▶ DIRECTIVE
Repeat each line of the material below exactly as it appears, minus any pictures.
>> start RECORDED INFORMATION
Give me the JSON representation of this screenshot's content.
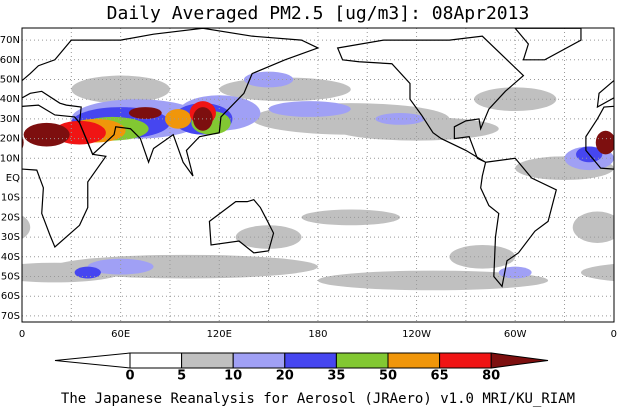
{
  "header": {
    "title": "Daily Averaged PM2.5 [ug/m3]: 08Apr2013"
  },
  "map": {
    "lat_labels": [
      "70N",
      "60N",
      "50N",
      "40N",
      "30N",
      "20N",
      "10N",
      "EQ",
      "10S",
      "20S",
      "30S",
      "40S",
      "50S",
      "60S",
      "70S"
    ],
    "lon_labels": [
      "0",
      "60E",
      "120E",
      "180",
      "120W",
      "60W",
      "0"
    ]
  },
  "colorbar": {
    "labels": [
      "0",
      "5",
      "10",
      "20",
      "35",
      "50",
      "65",
      "80"
    ],
    "colors": [
      "#ffffff",
      "#ffffff",
      "#c0c0c0",
      "#a0a0f5",
      "#4646f0",
      "#82c832",
      "#f0960a",
      "#f01414",
      "#7d0f0f"
    ]
  },
  "footer": {
    "text": "The Japanese Reanalysis for Aerosol (JRAero) v1.0 MRI/KU_RIAM"
  }
}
>> end RECORDED INFORMATION
▶ PROBLEM SOLUTION
Give me the JSON representation of this screenshot's content.
{
  "header": {
    "title": "Daily Averaged PM2.5 [ug/m3]: 08Apr2013"
  },
  "map": {
    "lat_labels": [
      "70N",
      "60N",
      "50N",
      "40N",
      "30N",
      "20N",
      "10N",
      "EQ",
      "10S",
      "20S",
      "30S",
      "40S",
      "50S",
      "60S",
      "70S"
    ],
    "lon_labels": [
      "0",
      "60E",
      "120E",
      "180",
      "120W",
      "60W",
      "0"
    ]
  },
  "colorbar": {
    "labels": [
      "0",
      "5",
      "10",
      "20",
      "35",
      "50",
      "65",
      "80"
    ],
    "colors": [
      "#ffffff",
      "#ffffff",
      "#c0c0c0",
      "#a0a0f5",
      "#4646f0",
      "#82c832",
      "#f0960a",
      "#f01414",
      "#7d0f0f"
    ]
  },
  "footer": {
    "text": "The Japanese Reanalysis for Aerosol (JRAero) v1.0 MRI/KU_RIAM"
  }
}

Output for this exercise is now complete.